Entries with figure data
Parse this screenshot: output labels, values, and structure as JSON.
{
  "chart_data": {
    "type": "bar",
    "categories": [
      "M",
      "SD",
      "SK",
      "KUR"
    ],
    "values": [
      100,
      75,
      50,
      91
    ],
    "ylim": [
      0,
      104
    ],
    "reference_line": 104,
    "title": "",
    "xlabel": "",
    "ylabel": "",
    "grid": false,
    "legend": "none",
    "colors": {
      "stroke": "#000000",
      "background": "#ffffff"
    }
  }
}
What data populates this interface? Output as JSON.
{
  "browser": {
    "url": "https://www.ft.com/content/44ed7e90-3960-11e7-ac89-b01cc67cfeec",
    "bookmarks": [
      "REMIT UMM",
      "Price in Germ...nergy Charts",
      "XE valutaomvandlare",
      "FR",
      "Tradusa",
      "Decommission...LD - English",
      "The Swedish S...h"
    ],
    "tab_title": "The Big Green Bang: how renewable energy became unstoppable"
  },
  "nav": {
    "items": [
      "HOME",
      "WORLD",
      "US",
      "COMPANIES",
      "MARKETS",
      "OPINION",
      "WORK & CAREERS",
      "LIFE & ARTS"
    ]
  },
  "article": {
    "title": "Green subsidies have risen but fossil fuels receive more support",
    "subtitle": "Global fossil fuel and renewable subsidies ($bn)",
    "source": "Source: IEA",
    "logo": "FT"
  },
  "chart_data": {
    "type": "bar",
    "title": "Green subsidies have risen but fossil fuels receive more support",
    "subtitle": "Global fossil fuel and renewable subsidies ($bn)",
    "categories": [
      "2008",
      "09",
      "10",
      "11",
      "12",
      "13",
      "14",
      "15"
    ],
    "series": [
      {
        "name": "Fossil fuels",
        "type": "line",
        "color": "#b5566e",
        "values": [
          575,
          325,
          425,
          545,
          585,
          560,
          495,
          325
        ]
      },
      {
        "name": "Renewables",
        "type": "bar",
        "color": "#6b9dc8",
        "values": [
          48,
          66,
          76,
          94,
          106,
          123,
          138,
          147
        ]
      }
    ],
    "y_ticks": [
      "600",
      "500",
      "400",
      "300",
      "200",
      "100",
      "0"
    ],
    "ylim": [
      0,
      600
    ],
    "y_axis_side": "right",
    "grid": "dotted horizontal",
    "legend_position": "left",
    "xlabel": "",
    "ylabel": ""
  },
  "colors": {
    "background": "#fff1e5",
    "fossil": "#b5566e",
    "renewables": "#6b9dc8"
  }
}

WRITTEN REQUEST |
Return all the data exactly as given.

REPLY TO THE EXERCISE |
Parse this screenshot: output labels, values, and structure as JSON.
{
  "chart_data": {
    "type": "bar",
    "categories": [
      "M",
      "SD",
      "SK",
      "KUR"
    ],
    "values": [
      100,
      75,
      50,
      91
    ],
    "ylim": [
      0,
      104
    ],
    "reference_line": 104,
    "title": "",
    "xlabel": "",
    "ylabel": "",
    "grid": false,
    "legend": "none",
    "colors": {
      "stroke": "#000000",
      "background": "#ffffff"
    }
  }
}
What data populates this interface? Output as JSON.
{
  "browser": {
    "url": "https://www.ft.com/content/44ed7e90-3960-11e7-ac89-b01cc67cfeec",
    "bookmarks": [
      "REMIT UMM",
      "Price in Germ...nergy Charts",
      "XE valutaomvandlare",
      "FR",
      "Tradusa",
      "Decommission...LD - English",
      "The Swedish S...h"
    ],
    "tab_title": "The Big Green Bang: how renewable energy became unstoppable"
  },
  "nav": {
    "items": [
      "HOME",
      "WORLD",
      "US",
      "COMPANIES",
      "MARKETS",
      "OPINION",
      "WORK & CAREERS",
      "LIFE & ARTS"
    ]
  },
  "article": {
    "title": "Green subsidies have risen but fossil fuels receive more support",
    "subtitle": "Global fossil fuel and renewable subsidies ($bn)",
    "source": "Source: IEA",
    "logo": "FT"
  },
  "chart_data": {
    "type": "bar",
    "title": "Green subsidies have risen but fossil fuels receive more support",
    "subtitle": "Global fossil fuel and renewable subsidies ($bn)",
    "categories": [
      "2008",
      "09",
      "10",
      "11",
      "12",
      "13",
      "14",
      "15"
    ],
    "series": [
      {
        "name": "Fossil fuels",
        "type": "line",
        "color": "#b5566e",
        "values": [
          575,
          325,
          425,
          545,
          585,
          560,
          495,
          325
        ]
      },
      {
        "name": "Renewables",
        "type": "bar",
        "color": "#6b9dc8",
        "values": [
          48,
          66,
          76,
          94,
          106,
          123,
          138,
          147
        ]
      }
    ],
    "y_ticks": [
      "600",
      "500",
      "400",
      "300",
      "200",
      "100",
      "0"
    ],
    "ylim": [
      0,
      600
    ],
    "y_axis_side": "right",
    "grid": "dotted horizontal",
    "legend_position": "left",
    "xlabel": "",
    "ylabel": ""
  },
  "colors": {
    "background": "#fff1e5",
    "fossil": "#b5566e",
    "renewables": "#6b9dc8"
  }
}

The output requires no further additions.